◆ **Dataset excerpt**
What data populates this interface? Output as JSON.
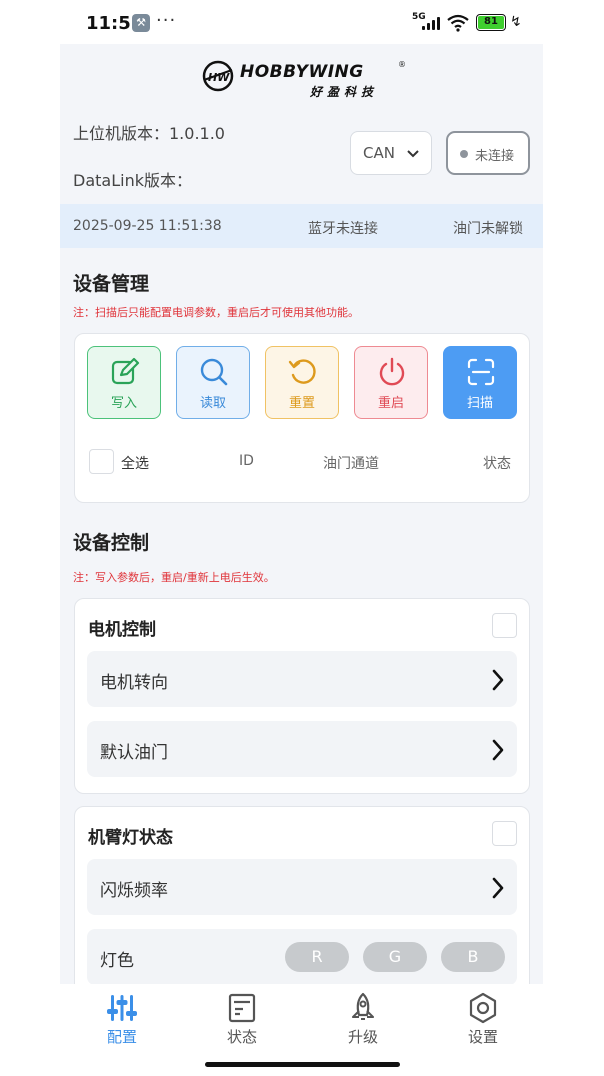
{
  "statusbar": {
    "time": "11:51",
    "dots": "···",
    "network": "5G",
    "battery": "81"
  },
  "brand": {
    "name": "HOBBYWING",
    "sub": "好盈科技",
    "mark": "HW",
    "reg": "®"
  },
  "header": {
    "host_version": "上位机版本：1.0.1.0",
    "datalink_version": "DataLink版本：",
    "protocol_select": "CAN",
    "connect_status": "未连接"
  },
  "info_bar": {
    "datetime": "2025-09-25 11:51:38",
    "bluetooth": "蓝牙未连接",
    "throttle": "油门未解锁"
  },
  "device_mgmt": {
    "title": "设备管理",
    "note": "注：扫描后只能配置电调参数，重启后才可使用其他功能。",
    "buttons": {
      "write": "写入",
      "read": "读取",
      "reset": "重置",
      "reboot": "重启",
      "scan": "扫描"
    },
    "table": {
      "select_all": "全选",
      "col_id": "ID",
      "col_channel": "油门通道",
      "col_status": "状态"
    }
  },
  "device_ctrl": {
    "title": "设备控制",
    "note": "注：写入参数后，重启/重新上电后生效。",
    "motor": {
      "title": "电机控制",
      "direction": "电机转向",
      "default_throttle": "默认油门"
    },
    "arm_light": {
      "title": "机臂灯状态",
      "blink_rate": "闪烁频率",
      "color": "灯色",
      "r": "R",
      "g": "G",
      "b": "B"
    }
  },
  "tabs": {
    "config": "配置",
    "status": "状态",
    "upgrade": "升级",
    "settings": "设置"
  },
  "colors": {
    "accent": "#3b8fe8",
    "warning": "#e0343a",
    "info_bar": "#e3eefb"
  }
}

◆ **Aim**
In your copy, leave out the pictures and reproduce the material above exactly.

◆ **Reply**
What data populates this interface? Output as JSON.
{
  "statusbar": {
    "time": "11:51",
    "dots": "···",
    "network": "5G",
    "battery": "81"
  },
  "brand": {
    "name": "HOBBYWING",
    "sub": "好盈科技",
    "mark": "HW",
    "reg": "®"
  },
  "header": {
    "host_version": "上位机版本：1.0.1.0",
    "datalink_version": "DataLink版本：",
    "protocol_select": "CAN",
    "connect_status": "未连接"
  },
  "info_bar": {
    "datetime": "2025-09-25 11:51:38",
    "bluetooth": "蓝牙未连接",
    "throttle": "油门未解锁"
  },
  "device_mgmt": {
    "title": "设备管理",
    "note": "注：扫描后只能配置电调参数，重启后才可使用其他功能。",
    "buttons": {
      "write": "写入",
      "read": "读取",
      "reset": "重置",
      "reboot": "重启",
      "scan": "扫描"
    },
    "table": {
      "select_all": "全选",
      "col_id": "ID",
      "col_channel": "油门通道",
      "col_status": "状态"
    }
  },
  "device_ctrl": {
    "title": "设备控制",
    "note": "注：写入参数后，重启/重新上电后生效。",
    "motor": {
      "title": "电机控制",
      "direction": "电机转向",
      "default_throttle": "默认油门"
    },
    "arm_light": {
      "title": "机臂灯状态",
      "blink_rate": "闪烁频率",
      "color": "灯色",
      "r": "R",
      "g": "G",
      "b": "B"
    }
  },
  "tabs": {
    "config": "配置",
    "status": "状态",
    "upgrade": "升级",
    "settings": "设置"
  },
  "colors": {
    "accent": "#3b8fe8",
    "warning": "#e0343a",
    "info_bar": "#e3eefb"
  }
}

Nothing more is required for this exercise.